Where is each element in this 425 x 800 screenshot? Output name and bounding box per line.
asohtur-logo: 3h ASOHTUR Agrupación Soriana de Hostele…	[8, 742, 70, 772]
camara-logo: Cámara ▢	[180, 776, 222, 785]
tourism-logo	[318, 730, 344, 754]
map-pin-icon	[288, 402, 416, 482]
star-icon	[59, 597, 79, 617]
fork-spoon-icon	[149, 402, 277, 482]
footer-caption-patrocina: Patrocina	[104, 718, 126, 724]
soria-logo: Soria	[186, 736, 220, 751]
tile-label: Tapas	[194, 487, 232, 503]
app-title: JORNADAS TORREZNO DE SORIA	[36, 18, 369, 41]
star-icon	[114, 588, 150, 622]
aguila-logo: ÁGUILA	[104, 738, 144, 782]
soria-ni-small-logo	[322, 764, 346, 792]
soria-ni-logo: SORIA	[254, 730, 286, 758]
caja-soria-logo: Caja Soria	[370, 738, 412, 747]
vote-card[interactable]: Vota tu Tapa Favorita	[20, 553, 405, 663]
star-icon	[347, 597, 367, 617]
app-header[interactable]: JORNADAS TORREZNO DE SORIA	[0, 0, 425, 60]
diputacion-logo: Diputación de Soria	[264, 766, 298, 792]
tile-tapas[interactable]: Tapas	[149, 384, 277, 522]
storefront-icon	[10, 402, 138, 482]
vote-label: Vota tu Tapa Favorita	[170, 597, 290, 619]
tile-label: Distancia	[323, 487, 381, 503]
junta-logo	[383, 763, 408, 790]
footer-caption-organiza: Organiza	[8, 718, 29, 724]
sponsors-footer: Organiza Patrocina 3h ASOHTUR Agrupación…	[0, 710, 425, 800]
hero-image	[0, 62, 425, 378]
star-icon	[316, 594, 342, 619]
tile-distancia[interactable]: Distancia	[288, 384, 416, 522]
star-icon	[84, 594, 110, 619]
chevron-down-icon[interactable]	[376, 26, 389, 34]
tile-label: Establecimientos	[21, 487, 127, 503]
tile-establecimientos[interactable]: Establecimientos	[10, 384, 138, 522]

(Instructions for the task):
Please convert every row above into a JSON list of strings, one string per line, with blank lines omitted.

(Result below):
[
  "Where is each element in this 425 x 800 screenshot? Output name and bounding box per line.",
  "asohtur-logo: 3h ASOHTUR Agrupación Soriana de Hostele…\t[8, 742, 70, 772]",
  "camara-logo: Cámara ▢\t[180, 776, 222, 785]",
  "tourism-logo\t[318, 730, 344, 754]",
  "map-pin-icon\t[288, 402, 416, 482]",
  "star-icon\t[59, 597, 79, 617]",
  "fork-spoon-icon\t[149, 402, 277, 482]",
  "footer-caption-patrocina: Patrocina\t[104, 718, 126, 724]",
  "soria-logo: Soria\t[186, 736, 220, 751]",
  "tile-label: Tapas\t[194, 487, 232, 503]",
  "app-title: JORNADAS TORREZNO DE SORIA\t[36, 18, 369, 41]",
  "star-icon\t[114, 588, 150, 622]",
  "aguila-logo: ÁGUILA\t[104, 738, 144, 782]",
  "soria-ni-small-logo\t[322, 764, 346, 792]",
  "soria-ni-logo: SORIA\t[254, 730, 286, 758]",
  "caja-soria-logo: Caja Soria\t[370, 738, 412, 747]",
  "vote-card[interactable]: Vota tu Tapa Favorita\t[20, 553, 405, 663]",
  "star-icon\t[347, 597, 367, 617]",
  "app-header[interactable]: JORNADAS TORREZNO DE SORIA\t[0, 0, 425, 60]",
  "diputacion-logo: Diputación de Soria\t[264, 766, 298, 792]",
  "tile-tapas[interactable]: Tapas\t[149, 384, 277, 522]",
  "storefront-icon\t[10, 402, 138, 482]",
  "vote-label: Vota tu Tapa Favorita\t[170, 597, 290, 619]",
  "tile-label: Distancia\t[323, 487, 381, 503]",
  "junta-logo\t[383, 763, 408, 790]",
  "footer-caption-organiza: Organiza\t[8, 718, 29, 724]",
  "sponsors-footer: Organiza Patrocina 3h ASOHTUR Agrupación…\t[0, 710, 425, 800]",
  "hero-image\t[0, 62, 425, 378]",
  "star-icon\t[316, 594, 342, 619]",
  "tile-distancia[interactable]: Distancia\t[288, 384, 416, 522]",
  "star-icon\t[84, 594, 110, 619]",
  "chevron-down-icon[interactable]\t[376, 26, 389, 34]",
  "tile-label: Establecimientos\t[21, 487, 127, 503]",
  "tile-establecimientos[interactable]: Establecimientos\t[10, 384, 138, 522]"
]